> [Entries from a dataset]:
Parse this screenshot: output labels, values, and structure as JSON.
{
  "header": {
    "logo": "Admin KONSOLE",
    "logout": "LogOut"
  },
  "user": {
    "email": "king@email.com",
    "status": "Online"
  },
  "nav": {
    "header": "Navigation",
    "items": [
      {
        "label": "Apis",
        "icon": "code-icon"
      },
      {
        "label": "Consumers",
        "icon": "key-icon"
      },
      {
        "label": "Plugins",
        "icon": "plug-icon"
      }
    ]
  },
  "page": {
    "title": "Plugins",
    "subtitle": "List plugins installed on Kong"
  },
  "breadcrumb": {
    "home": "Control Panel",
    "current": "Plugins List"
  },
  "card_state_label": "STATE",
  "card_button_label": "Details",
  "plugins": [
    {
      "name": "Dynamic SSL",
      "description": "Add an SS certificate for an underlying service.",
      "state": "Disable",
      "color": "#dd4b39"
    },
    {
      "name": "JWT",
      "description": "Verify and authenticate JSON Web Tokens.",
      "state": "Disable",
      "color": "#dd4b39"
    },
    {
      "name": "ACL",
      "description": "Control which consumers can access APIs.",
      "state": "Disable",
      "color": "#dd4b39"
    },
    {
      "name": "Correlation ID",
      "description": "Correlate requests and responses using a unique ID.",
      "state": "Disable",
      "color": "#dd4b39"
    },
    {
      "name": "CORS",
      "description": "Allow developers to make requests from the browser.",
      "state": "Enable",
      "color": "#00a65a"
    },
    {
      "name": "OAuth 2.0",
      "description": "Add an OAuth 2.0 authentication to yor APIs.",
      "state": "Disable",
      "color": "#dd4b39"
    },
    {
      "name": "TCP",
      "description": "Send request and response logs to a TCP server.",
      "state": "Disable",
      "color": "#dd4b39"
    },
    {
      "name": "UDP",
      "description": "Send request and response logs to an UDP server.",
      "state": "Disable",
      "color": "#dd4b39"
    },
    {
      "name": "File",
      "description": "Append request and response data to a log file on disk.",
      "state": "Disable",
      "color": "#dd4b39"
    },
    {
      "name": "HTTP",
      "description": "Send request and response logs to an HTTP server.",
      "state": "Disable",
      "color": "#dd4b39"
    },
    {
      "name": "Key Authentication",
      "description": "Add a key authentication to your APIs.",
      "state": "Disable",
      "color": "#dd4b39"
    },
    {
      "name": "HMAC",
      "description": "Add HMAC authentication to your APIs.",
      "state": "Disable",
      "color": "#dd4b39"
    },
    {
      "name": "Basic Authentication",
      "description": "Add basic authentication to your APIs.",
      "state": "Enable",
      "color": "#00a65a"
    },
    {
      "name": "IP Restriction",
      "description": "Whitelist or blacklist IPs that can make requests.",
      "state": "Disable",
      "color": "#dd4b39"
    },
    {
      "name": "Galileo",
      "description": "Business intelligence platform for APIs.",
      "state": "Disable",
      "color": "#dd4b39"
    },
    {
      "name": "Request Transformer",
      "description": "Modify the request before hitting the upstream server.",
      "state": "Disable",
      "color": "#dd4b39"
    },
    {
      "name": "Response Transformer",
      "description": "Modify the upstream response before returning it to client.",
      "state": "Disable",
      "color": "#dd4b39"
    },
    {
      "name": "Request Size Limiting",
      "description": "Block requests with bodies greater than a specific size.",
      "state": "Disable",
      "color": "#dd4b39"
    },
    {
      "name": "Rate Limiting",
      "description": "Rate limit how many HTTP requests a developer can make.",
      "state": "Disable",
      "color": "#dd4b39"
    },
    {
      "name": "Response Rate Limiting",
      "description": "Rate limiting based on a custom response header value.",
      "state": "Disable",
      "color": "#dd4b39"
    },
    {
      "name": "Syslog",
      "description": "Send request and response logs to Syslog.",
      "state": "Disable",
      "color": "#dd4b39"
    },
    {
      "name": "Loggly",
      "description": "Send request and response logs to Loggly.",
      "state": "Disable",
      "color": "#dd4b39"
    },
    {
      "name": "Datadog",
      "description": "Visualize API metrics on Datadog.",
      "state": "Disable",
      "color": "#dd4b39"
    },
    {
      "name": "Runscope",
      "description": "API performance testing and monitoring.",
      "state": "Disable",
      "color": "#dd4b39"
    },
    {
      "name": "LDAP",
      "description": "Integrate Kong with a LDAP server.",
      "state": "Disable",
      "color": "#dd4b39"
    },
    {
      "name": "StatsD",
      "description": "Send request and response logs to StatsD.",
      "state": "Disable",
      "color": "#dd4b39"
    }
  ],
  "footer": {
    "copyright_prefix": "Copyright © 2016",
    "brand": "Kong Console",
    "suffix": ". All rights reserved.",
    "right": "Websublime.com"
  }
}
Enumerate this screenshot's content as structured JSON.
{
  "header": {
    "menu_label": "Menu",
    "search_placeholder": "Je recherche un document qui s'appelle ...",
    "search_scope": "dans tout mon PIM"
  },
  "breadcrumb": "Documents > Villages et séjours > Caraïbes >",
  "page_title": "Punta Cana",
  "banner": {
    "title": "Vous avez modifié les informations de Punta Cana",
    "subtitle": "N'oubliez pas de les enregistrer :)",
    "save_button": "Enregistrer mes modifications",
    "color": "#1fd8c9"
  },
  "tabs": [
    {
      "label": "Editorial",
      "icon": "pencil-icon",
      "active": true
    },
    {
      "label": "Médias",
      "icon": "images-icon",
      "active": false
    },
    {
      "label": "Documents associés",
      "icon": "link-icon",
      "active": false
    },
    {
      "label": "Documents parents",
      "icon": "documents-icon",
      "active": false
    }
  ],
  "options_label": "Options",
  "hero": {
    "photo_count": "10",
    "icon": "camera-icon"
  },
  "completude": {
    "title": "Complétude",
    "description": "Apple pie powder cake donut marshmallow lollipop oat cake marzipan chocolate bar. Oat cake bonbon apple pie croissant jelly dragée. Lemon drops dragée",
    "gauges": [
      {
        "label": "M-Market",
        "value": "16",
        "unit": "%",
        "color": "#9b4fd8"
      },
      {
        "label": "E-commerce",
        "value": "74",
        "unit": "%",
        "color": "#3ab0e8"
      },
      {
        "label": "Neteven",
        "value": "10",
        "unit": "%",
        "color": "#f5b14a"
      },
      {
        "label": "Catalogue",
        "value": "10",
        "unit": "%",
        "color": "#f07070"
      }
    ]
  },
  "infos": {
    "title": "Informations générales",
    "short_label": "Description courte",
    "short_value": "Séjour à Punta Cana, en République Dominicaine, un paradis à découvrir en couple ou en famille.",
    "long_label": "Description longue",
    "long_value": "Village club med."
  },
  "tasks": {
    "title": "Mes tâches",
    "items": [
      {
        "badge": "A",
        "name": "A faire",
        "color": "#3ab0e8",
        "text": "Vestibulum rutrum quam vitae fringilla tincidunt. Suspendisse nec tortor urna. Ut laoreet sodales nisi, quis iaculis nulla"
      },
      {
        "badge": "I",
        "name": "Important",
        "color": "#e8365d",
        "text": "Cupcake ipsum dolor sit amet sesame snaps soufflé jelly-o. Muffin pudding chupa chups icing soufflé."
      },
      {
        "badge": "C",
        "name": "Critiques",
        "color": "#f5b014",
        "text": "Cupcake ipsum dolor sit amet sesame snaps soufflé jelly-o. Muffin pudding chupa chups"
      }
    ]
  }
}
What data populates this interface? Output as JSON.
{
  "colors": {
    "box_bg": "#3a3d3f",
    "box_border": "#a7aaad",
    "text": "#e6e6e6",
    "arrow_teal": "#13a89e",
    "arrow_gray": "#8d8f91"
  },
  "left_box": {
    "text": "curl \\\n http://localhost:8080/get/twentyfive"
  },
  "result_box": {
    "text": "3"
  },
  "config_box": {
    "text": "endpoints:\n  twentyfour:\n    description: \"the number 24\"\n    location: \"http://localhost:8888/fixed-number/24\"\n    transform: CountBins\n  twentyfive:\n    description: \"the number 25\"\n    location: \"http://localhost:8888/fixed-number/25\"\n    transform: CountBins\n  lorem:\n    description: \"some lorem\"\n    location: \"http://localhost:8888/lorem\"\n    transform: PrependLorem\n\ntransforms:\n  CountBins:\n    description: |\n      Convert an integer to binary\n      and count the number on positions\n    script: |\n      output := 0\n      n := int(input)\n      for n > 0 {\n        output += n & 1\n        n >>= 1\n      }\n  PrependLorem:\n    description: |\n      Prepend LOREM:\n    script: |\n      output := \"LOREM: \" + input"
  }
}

> [TASK INSTRUCTIONS]: Pick out every line above that contains the word "Datadog" and copy it.

> [TASK RESPONSE]:
      "name": "Datadog",
      "description": "Visualize API metrics on Datadog.",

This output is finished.